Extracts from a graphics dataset
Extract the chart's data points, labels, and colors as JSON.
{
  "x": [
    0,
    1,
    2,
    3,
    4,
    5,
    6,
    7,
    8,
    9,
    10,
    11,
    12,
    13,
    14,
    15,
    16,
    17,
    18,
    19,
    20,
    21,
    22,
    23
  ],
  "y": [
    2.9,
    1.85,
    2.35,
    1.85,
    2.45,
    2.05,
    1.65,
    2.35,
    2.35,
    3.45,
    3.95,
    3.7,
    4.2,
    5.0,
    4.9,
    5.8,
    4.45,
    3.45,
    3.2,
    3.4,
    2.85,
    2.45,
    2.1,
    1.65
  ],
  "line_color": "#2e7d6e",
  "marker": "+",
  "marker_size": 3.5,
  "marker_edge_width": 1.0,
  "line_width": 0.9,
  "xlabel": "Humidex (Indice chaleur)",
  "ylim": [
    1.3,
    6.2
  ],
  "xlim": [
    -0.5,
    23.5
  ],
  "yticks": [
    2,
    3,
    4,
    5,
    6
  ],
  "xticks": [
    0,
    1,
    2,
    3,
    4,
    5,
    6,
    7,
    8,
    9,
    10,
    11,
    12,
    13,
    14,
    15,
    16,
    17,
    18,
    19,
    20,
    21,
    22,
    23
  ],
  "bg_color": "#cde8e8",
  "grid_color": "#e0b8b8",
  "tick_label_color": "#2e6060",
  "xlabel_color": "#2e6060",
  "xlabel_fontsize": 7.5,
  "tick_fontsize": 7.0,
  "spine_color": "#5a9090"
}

REQUEST
Copy every line exactly. Leave nothing out.

EXERCISE RESULT
Extract the chart's data points, labels, and colors as JSON.
{
  "x": [
    0,
    1,
    2,
    3,
    4,
    5,
    6,
    7,
    8,
    9,
    10,
    11,
    12,
    13,
    14,
    15,
    16,
    17,
    18,
    19,
    20,
    21,
    22,
    23
  ],
  "y": [
    2.9,
    1.85,
    2.35,
    1.85,
    2.45,
    2.05,
    1.65,
    2.35,
    2.35,
    3.45,
    3.95,
    3.7,
    4.2,
    5.0,
    4.9,
    5.8,
    4.45,
    3.45,
    3.2,
    3.4,
    2.85,
    2.45,
    2.1,
    1.65
  ],
  "line_color": "#2e7d6e",
  "marker": "+",
  "marker_size": 3.5,
  "marker_edge_width": 1.0,
  "line_width": 0.9,
  "xlabel": "Humidex (Indice chaleur)",
  "ylim": [
    1.3,
    6.2
  ],
  "xlim": [
    -0.5,
    23.5
  ],
  "yticks": [
    2,
    3,
    4,
    5,
    6
  ],
  "xticks": [
    0,
    1,
    2,
    3,
    4,
    5,
    6,
    7,
    8,
    9,
    10,
    11,
    12,
    13,
    14,
    15,
    16,
    17,
    18,
    19,
    20,
    21,
    22,
    23
  ],
  "bg_color": "#cde8e8",
  "grid_color": "#e0b8b8",
  "tick_label_color": "#2e6060",
  "xlabel_color": "#2e6060",
  "xlabel_fontsize": 7.5,
  "tick_fontsize": 7.0,
  "spine_color": "#5a9090"
}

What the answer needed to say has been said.